WORK TO COMPLETE → Your job is to retype all of the data word for word, leaving every image out.

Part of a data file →
'''
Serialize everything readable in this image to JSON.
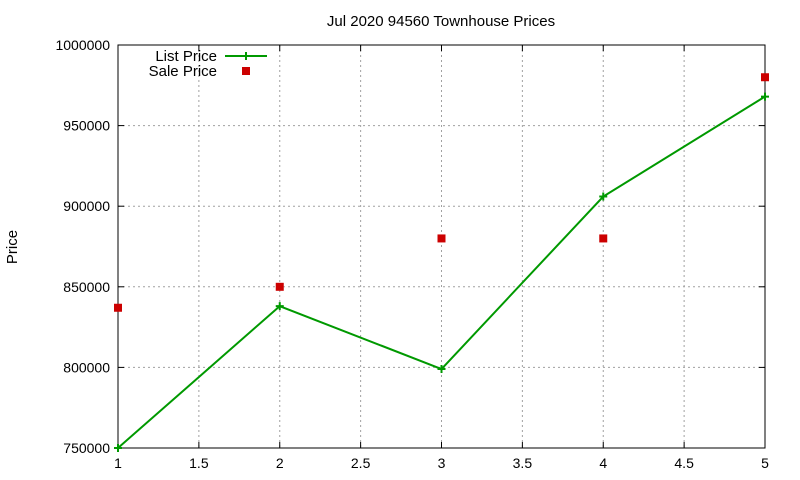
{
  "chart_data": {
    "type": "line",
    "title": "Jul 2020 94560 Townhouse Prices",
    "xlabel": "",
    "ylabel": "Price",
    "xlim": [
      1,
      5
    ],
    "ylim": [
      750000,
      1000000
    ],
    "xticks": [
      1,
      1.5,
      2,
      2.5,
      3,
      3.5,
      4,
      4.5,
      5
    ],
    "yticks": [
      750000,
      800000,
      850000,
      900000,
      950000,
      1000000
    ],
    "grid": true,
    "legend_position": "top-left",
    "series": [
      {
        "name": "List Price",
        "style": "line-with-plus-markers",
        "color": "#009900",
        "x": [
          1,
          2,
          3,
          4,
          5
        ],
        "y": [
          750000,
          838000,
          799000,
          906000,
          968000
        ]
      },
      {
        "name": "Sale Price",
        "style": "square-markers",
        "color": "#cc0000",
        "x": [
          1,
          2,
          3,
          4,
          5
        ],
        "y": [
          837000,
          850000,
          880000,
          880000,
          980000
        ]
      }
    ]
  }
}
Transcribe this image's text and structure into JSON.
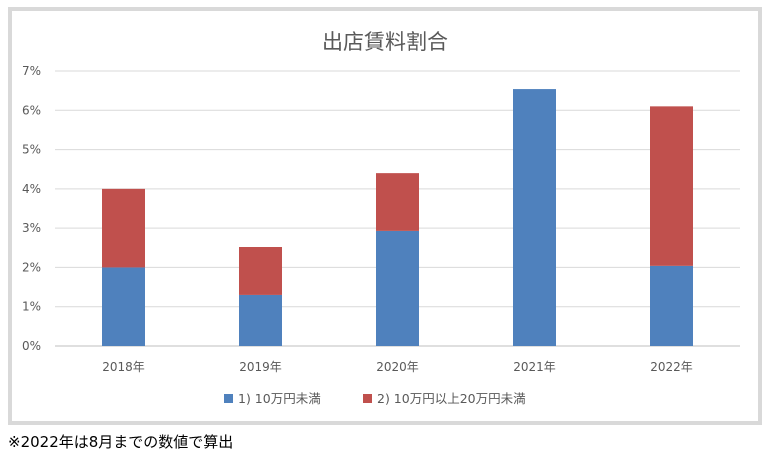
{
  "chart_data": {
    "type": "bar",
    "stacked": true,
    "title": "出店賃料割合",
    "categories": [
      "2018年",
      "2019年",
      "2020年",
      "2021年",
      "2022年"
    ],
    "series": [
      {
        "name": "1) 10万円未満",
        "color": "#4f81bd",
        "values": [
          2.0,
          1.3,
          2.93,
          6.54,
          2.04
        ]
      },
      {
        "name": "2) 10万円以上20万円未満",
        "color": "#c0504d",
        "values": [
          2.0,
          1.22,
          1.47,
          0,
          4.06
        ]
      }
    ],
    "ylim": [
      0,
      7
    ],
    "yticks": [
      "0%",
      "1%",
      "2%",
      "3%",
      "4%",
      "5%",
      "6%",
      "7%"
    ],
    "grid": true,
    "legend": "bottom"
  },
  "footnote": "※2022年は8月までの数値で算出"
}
'''
EXPECTED ANSWER →
Serialize everything readable in this image to JSON.
{
  "chart_data": {
    "type": "line",
    "title": "Jul 2020 94560 Townhouse Prices",
    "xlabel": "",
    "ylabel": "Price",
    "xlim": [
      1,
      5
    ],
    "ylim": [
      750000,
      1000000
    ],
    "xticks": [
      1,
      1.5,
      2,
      2.5,
      3,
      3.5,
      4,
      4.5,
      5
    ],
    "yticks": [
      750000,
      800000,
      850000,
      900000,
      950000,
      1000000
    ],
    "grid": true,
    "legend_position": "top-left",
    "series": [
      {
        "name": "List Price",
        "style": "line-with-plus-markers",
        "color": "#009900",
        "x": [
          1,
          2,
          3,
          4,
          5
        ],
        "y": [
          750000,
          838000,
          799000,
          906000,
          968000
        ]
      },
      {
        "name": "Sale Price",
        "style": "square-markers",
        "color": "#cc0000",
        "x": [
          1,
          2,
          3,
          4,
          5
        ],
        "y": [
          837000,
          850000,
          880000,
          880000,
          980000
        ]
      }
    ]
  }
}
Transcribe this image's text and structure into JSON.
{
  "chart_data": {
    "type": "bar",
    "stacked": true,
    "title": "出店賃料割合",
    "categories": [
      "2018年",
      "2019年",
      "2020年",
      "2021年",
      "2022年"
    ],
    "series": [
      {
        "name": "1) 10万円未満",
        "color": "#4f81bd",
        "values": [
          2.0,
          1.3,
          2.93,
          6.54,
          2.04
        ]
      },
      {
        "name": "2) 10万円以上20万円未満",
        "color": "#c0504d",
        "values": [
          2.0,
          1.22,
          1.47,
          0,
          4.06
        ]
      }
    ],
    "ylim": [
      0,
      7
    ],
    "yticks": [
      "0%",
      "1%",
      "2%",
      "3%",
      "4%",
      "5%",
      "6%",
      "7%"
    ],
    "grid": true,
    "legend": "bottom"
  },
  "footnote": "※2022年は8月までの数値で算出"
}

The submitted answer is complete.